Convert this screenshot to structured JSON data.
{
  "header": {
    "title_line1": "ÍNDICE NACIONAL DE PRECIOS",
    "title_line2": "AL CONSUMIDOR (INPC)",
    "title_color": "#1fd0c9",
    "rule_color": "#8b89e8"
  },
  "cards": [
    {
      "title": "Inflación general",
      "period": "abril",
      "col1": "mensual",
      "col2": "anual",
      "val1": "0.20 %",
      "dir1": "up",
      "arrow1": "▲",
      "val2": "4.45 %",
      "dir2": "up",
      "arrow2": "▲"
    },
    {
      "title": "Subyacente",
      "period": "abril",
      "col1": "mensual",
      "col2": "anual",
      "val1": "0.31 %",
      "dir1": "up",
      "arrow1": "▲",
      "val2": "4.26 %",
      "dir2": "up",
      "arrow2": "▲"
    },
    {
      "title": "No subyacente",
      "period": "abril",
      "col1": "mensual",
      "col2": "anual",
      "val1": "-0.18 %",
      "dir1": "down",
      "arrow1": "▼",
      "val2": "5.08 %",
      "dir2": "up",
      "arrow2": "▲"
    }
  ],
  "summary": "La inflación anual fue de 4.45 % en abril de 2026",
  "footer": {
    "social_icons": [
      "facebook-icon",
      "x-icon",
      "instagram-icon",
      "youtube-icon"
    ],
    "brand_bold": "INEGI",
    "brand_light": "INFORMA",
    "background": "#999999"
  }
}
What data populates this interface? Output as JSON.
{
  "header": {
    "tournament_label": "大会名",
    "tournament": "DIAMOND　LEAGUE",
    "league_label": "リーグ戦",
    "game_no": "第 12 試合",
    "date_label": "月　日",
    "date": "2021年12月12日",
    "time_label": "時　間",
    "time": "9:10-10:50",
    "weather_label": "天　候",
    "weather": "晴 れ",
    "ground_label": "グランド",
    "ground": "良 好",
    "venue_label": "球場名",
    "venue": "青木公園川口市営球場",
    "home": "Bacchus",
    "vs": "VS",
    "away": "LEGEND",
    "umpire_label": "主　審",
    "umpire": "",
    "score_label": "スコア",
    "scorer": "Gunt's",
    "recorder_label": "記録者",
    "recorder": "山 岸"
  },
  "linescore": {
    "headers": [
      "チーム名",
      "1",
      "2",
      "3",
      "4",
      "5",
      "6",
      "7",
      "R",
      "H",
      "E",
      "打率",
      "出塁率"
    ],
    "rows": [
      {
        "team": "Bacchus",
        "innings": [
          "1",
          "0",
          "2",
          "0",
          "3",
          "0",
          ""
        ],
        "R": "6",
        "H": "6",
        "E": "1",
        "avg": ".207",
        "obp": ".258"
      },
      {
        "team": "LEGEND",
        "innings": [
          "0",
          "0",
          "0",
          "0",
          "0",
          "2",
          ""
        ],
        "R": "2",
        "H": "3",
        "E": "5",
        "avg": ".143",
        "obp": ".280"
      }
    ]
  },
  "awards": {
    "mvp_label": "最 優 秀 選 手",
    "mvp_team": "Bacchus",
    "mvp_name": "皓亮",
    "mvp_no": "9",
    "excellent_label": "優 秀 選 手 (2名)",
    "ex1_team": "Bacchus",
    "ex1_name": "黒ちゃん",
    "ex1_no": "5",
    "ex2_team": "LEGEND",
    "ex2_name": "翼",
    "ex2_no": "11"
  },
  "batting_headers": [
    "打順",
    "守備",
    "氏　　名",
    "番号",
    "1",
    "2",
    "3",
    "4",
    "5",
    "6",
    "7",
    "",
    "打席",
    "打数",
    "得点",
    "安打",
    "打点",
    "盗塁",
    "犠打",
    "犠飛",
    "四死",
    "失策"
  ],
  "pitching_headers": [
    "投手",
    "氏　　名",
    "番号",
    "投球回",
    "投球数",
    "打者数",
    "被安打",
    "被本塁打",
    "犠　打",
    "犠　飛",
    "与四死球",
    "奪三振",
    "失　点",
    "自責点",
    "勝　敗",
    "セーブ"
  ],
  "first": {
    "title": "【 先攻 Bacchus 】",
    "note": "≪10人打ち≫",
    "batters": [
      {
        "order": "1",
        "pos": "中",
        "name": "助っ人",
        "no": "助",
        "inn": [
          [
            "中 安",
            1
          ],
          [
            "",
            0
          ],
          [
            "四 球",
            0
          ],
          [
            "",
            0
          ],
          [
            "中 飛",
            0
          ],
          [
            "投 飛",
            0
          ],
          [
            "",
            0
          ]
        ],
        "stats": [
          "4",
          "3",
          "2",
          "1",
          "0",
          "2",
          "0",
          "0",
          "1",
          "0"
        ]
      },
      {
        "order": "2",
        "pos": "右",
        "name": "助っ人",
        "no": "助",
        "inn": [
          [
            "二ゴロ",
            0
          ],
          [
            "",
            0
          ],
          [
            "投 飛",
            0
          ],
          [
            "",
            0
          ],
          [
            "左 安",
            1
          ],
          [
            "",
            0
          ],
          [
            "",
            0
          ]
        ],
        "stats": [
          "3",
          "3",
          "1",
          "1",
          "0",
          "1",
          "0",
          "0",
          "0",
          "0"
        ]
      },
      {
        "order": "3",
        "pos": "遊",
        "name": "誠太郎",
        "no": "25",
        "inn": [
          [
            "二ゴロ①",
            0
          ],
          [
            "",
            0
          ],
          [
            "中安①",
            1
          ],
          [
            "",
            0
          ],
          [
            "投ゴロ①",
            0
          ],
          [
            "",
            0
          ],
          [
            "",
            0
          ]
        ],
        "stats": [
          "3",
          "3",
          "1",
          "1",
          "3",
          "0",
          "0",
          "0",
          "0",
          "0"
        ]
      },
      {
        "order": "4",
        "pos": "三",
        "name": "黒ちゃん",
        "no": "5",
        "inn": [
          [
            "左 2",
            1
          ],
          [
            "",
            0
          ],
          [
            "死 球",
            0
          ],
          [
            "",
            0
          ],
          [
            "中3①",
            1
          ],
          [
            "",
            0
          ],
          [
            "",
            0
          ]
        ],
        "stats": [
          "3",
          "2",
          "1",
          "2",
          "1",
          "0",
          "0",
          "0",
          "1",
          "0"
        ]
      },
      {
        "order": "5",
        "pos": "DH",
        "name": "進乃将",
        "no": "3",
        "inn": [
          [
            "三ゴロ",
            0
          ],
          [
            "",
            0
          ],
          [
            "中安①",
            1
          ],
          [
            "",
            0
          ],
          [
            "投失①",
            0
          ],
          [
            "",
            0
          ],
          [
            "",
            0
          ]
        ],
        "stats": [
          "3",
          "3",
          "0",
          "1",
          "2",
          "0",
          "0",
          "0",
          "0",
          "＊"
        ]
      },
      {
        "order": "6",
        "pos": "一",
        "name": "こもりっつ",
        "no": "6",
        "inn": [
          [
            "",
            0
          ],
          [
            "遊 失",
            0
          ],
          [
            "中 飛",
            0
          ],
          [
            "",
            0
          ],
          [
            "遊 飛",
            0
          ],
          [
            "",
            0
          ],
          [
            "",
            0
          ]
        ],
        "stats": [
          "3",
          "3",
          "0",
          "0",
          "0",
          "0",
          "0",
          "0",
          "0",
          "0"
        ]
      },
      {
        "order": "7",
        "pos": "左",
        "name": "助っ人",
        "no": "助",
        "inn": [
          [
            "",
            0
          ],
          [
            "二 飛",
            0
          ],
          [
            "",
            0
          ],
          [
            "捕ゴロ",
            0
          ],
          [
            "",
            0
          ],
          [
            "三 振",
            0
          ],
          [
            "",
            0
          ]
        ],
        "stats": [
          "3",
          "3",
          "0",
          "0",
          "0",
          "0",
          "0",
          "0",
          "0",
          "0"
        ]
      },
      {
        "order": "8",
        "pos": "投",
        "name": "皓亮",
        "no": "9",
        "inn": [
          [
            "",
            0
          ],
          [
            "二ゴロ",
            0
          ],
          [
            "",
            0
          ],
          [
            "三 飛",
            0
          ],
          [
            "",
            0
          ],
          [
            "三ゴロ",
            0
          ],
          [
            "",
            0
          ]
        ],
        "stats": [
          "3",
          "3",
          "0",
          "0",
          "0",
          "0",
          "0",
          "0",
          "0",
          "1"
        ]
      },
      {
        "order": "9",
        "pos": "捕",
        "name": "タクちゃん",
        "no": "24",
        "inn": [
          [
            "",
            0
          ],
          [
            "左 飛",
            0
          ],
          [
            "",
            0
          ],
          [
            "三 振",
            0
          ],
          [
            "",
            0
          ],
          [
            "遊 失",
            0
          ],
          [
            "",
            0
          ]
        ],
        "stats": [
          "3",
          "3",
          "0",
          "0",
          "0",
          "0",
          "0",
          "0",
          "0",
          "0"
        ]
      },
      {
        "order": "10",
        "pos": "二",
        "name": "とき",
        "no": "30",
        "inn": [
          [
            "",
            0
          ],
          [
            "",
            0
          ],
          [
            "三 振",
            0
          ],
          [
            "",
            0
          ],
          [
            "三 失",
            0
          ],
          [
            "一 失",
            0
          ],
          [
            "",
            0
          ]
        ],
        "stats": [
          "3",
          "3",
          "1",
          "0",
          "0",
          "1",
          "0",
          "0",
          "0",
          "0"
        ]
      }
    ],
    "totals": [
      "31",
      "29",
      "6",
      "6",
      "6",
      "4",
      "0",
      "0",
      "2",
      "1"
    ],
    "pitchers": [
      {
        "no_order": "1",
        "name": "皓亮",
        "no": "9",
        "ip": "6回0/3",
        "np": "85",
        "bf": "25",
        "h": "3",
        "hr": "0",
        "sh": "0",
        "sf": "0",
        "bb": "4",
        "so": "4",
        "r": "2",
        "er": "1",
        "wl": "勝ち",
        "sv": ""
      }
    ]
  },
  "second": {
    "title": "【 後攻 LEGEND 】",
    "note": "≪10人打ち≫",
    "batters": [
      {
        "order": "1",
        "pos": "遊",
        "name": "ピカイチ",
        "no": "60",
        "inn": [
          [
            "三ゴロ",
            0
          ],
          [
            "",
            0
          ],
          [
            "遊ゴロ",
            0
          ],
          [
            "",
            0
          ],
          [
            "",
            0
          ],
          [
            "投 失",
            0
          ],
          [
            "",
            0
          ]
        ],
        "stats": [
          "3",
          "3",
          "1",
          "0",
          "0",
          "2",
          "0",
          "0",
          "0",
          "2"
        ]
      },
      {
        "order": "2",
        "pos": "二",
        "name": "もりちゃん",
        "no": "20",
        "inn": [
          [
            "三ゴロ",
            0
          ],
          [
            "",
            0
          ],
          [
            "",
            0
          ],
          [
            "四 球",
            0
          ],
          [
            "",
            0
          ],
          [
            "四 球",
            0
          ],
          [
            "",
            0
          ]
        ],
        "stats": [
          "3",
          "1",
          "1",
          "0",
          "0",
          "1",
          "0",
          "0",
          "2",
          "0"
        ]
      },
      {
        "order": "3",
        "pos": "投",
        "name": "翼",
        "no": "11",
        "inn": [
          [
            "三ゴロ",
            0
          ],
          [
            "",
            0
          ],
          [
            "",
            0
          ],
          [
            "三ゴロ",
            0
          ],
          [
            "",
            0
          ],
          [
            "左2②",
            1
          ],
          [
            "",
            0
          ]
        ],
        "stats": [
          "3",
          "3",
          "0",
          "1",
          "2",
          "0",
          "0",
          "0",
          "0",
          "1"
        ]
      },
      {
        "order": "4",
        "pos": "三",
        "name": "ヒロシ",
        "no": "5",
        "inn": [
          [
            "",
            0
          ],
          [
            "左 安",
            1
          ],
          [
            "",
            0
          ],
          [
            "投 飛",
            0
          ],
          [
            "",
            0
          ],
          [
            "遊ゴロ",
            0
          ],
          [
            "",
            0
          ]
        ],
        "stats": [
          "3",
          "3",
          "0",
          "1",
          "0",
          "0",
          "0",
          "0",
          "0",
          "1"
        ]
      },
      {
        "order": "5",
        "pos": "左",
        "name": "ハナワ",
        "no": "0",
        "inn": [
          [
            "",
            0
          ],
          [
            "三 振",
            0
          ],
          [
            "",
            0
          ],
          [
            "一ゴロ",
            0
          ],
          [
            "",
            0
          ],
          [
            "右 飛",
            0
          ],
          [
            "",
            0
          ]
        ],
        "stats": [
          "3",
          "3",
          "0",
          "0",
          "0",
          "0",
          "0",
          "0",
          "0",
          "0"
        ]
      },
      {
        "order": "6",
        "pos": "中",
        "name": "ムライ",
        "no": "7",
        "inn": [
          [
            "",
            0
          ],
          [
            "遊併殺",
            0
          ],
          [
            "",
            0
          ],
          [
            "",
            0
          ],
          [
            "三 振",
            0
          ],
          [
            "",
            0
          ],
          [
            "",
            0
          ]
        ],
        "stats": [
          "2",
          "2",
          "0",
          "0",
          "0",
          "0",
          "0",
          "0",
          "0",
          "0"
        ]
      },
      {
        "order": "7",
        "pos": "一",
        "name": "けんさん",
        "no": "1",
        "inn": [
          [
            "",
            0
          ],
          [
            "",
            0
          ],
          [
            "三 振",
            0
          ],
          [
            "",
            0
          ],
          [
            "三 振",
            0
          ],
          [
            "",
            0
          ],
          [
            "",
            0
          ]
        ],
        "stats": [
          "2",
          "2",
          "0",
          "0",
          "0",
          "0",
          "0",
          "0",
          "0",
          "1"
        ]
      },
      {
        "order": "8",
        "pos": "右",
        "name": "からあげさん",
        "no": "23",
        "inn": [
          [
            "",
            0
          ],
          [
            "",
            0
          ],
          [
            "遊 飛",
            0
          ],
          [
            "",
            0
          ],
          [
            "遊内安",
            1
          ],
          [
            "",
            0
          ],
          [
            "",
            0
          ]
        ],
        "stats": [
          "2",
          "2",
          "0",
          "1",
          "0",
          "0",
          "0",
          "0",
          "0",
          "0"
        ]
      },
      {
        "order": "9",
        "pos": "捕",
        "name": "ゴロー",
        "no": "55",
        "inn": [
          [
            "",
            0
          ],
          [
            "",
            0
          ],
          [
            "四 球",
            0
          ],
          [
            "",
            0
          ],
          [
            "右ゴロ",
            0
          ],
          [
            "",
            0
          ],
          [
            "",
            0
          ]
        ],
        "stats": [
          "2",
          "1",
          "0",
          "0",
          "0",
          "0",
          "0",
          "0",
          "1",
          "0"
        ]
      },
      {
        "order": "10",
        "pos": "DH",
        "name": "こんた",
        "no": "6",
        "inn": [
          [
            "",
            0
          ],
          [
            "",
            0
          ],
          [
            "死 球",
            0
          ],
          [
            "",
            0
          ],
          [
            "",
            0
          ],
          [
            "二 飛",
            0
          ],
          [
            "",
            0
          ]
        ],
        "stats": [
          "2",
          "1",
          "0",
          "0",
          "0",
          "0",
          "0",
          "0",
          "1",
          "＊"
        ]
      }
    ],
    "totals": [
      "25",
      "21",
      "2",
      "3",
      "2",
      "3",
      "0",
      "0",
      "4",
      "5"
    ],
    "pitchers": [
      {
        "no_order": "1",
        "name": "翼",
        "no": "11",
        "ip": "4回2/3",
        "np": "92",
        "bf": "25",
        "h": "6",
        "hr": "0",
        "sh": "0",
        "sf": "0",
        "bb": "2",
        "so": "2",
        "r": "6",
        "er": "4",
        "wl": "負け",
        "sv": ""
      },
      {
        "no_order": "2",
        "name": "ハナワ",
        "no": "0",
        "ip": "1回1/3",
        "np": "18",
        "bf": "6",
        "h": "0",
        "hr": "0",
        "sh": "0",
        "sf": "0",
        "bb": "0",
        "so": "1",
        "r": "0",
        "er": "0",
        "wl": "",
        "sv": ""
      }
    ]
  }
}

::::::::::

■ Your goal ■
Scan the listing above and copy all lines containing the word "JSON".

■ Written answer ■
Convert this screenshot to structured JSON data.
What data populates this interface? Output as JSON.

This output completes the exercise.